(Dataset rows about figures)

════════════════════

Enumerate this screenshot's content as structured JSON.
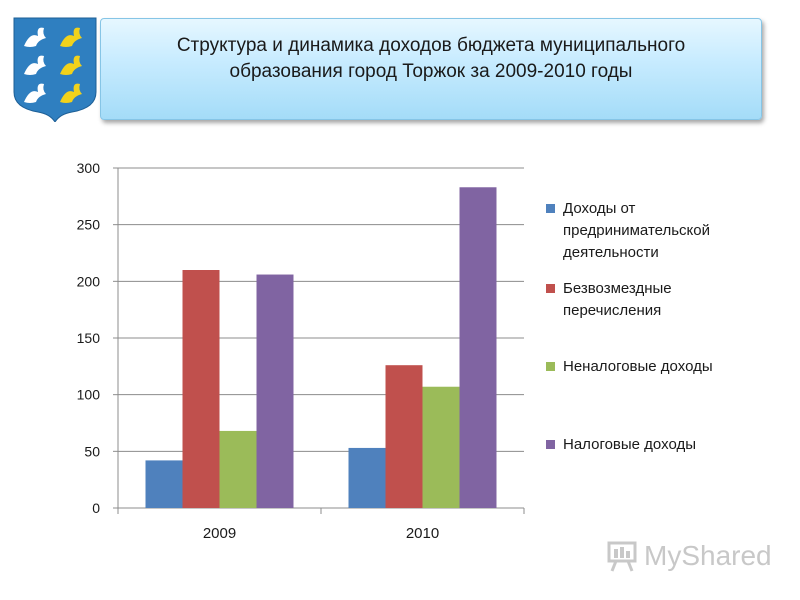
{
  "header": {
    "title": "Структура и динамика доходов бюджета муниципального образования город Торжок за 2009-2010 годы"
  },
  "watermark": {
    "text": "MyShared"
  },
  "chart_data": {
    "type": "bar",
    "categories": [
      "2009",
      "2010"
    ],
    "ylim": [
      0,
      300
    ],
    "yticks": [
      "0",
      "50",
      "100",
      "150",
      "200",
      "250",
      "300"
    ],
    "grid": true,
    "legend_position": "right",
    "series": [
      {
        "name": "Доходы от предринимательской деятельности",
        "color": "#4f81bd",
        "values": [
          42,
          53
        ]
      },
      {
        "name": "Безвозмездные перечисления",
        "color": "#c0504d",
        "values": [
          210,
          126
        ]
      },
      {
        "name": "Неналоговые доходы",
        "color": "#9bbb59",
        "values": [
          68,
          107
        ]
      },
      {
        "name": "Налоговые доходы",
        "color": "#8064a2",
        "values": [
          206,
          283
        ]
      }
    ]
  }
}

════════════════════

• _Given task_
From the records above, copy every line that holds the word "color".

• _Reply to the exercise_
        "color": "#4f81bd",
        "color": "#c0504d",
        "color": "#9bbb59",
        "color": "#8064a2",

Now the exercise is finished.